Required task:
Take the entries below and reproduce them word for word.

Dataset content:
☆ ☆ ☆

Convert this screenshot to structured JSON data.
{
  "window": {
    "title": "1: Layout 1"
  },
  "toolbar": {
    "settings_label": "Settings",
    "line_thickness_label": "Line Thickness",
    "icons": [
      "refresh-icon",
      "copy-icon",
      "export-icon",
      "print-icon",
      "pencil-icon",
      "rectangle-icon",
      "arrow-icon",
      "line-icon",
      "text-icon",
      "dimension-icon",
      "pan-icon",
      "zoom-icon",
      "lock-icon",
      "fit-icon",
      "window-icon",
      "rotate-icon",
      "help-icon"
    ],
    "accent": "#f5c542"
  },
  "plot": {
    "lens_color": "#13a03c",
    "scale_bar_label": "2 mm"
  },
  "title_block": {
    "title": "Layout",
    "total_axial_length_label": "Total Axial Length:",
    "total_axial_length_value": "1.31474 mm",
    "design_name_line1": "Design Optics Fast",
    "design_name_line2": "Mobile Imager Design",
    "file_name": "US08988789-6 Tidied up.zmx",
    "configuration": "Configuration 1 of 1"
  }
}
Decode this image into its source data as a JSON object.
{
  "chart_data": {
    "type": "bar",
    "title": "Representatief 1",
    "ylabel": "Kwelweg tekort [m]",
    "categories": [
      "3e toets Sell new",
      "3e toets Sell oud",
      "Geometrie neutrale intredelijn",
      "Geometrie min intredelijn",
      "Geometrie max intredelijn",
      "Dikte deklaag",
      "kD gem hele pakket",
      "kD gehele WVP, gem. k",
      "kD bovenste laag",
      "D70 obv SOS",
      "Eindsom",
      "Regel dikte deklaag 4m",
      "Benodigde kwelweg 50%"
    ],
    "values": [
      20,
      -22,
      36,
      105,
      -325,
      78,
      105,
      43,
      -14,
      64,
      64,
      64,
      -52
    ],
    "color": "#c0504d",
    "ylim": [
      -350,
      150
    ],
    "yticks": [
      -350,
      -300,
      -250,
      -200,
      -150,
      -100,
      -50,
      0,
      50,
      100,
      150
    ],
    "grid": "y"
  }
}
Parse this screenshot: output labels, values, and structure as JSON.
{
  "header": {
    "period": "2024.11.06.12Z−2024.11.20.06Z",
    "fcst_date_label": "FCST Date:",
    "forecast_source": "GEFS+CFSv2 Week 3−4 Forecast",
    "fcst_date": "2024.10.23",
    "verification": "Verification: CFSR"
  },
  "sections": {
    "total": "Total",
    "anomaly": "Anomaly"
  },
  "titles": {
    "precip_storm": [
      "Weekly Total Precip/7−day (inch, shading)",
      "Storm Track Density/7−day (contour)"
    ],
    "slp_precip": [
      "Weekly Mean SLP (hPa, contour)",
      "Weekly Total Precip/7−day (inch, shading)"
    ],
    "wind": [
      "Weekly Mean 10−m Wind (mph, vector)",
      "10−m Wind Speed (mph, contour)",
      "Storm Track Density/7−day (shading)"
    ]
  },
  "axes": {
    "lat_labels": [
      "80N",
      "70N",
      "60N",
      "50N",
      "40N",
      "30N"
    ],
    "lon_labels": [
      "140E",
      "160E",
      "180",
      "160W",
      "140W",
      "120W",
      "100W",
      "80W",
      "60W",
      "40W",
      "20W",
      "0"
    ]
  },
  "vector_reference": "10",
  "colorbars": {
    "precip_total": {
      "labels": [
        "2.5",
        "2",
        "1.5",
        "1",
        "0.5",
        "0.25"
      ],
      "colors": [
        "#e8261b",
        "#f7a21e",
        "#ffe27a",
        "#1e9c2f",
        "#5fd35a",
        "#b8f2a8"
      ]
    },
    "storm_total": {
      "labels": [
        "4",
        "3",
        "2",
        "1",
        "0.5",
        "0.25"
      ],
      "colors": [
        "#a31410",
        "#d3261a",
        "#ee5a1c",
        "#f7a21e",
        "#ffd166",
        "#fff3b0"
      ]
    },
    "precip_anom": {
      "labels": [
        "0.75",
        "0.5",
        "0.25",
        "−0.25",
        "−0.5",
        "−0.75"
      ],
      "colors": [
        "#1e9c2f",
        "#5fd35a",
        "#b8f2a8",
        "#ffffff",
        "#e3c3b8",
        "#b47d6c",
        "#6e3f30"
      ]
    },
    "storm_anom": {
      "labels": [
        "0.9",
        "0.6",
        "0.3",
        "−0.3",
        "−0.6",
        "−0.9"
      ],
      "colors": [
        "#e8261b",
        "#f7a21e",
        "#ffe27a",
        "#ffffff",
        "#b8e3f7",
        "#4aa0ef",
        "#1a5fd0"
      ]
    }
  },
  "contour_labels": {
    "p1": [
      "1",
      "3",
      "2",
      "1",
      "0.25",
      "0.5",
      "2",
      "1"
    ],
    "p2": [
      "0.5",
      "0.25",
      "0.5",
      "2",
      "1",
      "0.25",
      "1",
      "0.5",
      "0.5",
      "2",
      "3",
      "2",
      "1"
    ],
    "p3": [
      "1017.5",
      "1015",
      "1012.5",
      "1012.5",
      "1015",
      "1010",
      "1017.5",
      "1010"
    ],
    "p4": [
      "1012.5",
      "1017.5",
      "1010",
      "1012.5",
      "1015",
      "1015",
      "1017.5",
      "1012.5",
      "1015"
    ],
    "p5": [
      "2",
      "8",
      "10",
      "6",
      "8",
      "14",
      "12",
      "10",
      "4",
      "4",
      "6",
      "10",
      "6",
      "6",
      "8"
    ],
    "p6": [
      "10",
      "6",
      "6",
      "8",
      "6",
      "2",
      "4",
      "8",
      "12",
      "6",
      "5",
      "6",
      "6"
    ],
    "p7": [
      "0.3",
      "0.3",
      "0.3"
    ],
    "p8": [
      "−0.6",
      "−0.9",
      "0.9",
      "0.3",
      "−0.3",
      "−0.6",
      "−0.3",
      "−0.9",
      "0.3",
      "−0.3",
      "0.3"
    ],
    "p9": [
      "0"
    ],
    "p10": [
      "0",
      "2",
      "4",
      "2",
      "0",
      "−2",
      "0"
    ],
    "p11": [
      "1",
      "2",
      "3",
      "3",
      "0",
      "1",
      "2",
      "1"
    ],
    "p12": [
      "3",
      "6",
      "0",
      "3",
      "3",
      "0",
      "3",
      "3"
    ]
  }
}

☆ ☆ ☆

Response to the exercise:
Convert this screenshot to structured JSON data.
{
  "window": {
    "title": "1: Layout 1"
  },
  "toolbar": {
    "settings_label": "Settings",
    "line_thickness_label": "Line Thickness",
    "icons": [
      "refresh-icon",
      "copy-icon",
      "export-icon",
      "print-icon",
      "pencil-icon",
      "rectangle-icon",
      "arrow-icon",
      "line-icon",
      "text-icon",
      "dimension-icon",
      "pan-icon",
      "zoom-icon",
      "lock-icon",
      "fit-icon",
      "window-icon",
      "rotate-icon",
      "help-icon"
    ],
    "accent": "#f5c542"
  },
  "plot": {
    "lens_color": "#13a03c",
    "scale_bar_label": "2 mm"
  },
  "title_block": {
    "title": "Layout",
    "total_axial_length_label": "Total Axial Length:",
    "total_axial_length_value": "1.31474 mm",
    "design_name_line1": "Design Optics Fast",
    "design_name_line2": "Mobile Imager Design",
    "file_name": "US08988789-6 Tidied up.zmx",
    "configuration": "Configuration 1 of 1"
  }
}
Decode this image into its source data as a JSON object.
{
  "chart_data": {
    "type": "bar",
    "title": "Representatief 1",
    "ylabel": "Kwelweg tekort [m]",
    "categories": [
      "3e toets Sell new",
      "3e toets Sell oud",
      "Geometrie neutrale intredelijn",
      "Geometrie min intredelijn",
      "Geometrie max intredelijn",
      "Dikte deklaag",
      "kD gem hele pakket",
      "kD gehele WVP, gem. k",
      "kD bovenste laag",
      "D70 obv SOS",
      "Eindsom",
      "Regel dikte deklaag 4m",
      "Benodigde kwelweg 50%"
    ],
    "values": [
      20,
      -22,
      36,
      105,
      -325,
      78,
      105,
      43,
      -14,
      64,
      64,
      64,
      -52
    ],
    "color": "#c0504d",
    "ylim": [
      -350,
      150
    ],
    "yticks": [
      -350,
      -300,
      -250,
      -200,
      -150,
      -100,
      -50,
      0,
      50,
      100,
      150
    ],
    "grid": "y"
  }
}
Parse this screenshot: output labels, values, and structure as JSON.
{
  "header": {
    "period": "2024.11.06.12Z−2024.11.20.06Z",
    "fcst_date_label": "FCST Date:",
    "forecast_source": "GEFS+CFSv2 Week 3−4 Forecast",
    "fcst_date": "2024.10.23",
    "verification": "Verification: CFSR"
  },
  "sections": {
    "total": "Total",
    "anomaly": "Anomaly"
  },
  "titles": {
    "precip_storm": [
      "Weekly Total Precip/7−day (inch, shading)",
      "Storm Track Density/7−day (contour)"
    ],
    "slp_precip": [
      "Weekly Mean SLP (hPa, contour)",
      "Weekly Total Precip/7−day (inch, shading)"
    ],
    "wind": [
      "Weekly Mean 10−m Wind (mph, vector)",
      "10−m Wind Speed (mph, contour)",
      "Storm Track Density/7−day (shading)"
    ]
  },
  "axes": {
    "lat_labels": [
      "80N",
      "70N",
      "60N",
      "50N",
      "40N",
      "30N"
    ],
    "lon_labels": [
      "140E",
      "160E",
      "180",
      "160W",
      "140W",
      "120W",
      "100W",
      "80W",
      "60W",
      "40W",
      "20W",
      "0"
    ]
  },
  "vector_reference": "10",
  "colorbars": {
    "precip_total": {
      "labels": [
        "2.5",
        "2",
        "1.5",
        "1",
        "0.5",
        "0.25"
      ],
      "colors": [
        "#e8261b",
        "#f7a21e",
        "#ffe27a",
        "#1e9c2f",
        "#5fd35a",
        "#b8f2a8"
      ]
    },
    "storm_total": {
      "labels": [
        "4",
        "3",
        "2",
        "1",
        "0.5",
        "0.25"
      ],
      "colors": [
        "#a31410",
        "#d3261a",
        "#ee5a1c",
        "#f7a21e",
        "#ffd166",
        "#fff3b0"
      ]
    },
    "precip_anom": {
      "labels": [
        "0.75",
        "0.5",
        "0.25",
        "−0.25",
        "−0.5",
        "−0.75"
      ],
      "colors": [
        "#1e9c2f",
        "#5fd35a",
        "#b8f2a8",
        "#ffffff",
        "#e3c3b8",
        "#b47d6c",
        "#6e3f30"
      ]
    },
    "storm_anom": {
      "labels": [
        "0.9",
        "0.6",
        "0.3",
        "−0.3",
        "−0.6",
        "−0.9"
      ],
      "colors": [
        "#e8261b",
        "#f7a21e",
        "#ffe27a",
        "#ffffff",
        "#b8e3f7",
        "#4aa0ef",
        "#1a5fd0"
      ]
    }
  },
  "contour_labels": {
    "p1": [
      "1",
      "3",
      "2",
      "1",
      "0.25",
      "0.5",
      "2",
      "1"
    ],
    "p2": [
      "0.5",
      "0.25",
      "0.5",
      "2",
      "1",
      "0.25",
      "1",
      "0.5",
      "0.5",
      "2",
      "3",
      "2",
      "1"
    ],
    "p3": [
      "1017.5",
      "1015",
      "1012.5",
      "1012.5",
      "1015",
      "1010",
      "1017.5",
      "1010"
    ],
    "p4": [
      "1012.5",
      "1017.5",
      "1010",
      "1012.5",
      "1015",
      "1015",
      "1017.5",
      "1012.5",
      "1015"
    ],
    "p5": [
      "2",
      "8",
      "10",
      "6",
      "8",
      "14",
      "12",
      "10",
      "4",
      "4",
      "6",
      "10",
      "6",
      "6",
      "8"
    ],
    "p6": [
      "10",
      "6",
      "6",
      "8",
      "6",
      "2",
      "4",
      "8",
      "12",
      "6",
      "5",
      "6",
      "6"
    ],
    "p7": [
      "0.3",
      "0.3",
      "0.3"
    ],
    "p8": [
      "−0.6",
      "−0.9",
      "0.9",
      "0.3",
      "−0.3",
      "−0.6",
      "−0.3",
      "−0.9",
      "0.3",
      "−0.3",
      "0.3"
    ],
    "p9": [
      "0"
    ],
    "p10": [
      "0",
      "2",
      "4",
      "2",
      "0",
      "−2",
      "0"
    ],
    "p11": [
      "1",
      "2",
      "3",
      "3",
      "0",
      "1",
      "2",
      "1"
    ],
    "p12": [
      "3",
      "6",
      "0",
      "3",
      "3",
      "0",
      "3",
      "3"
    ]
  }
}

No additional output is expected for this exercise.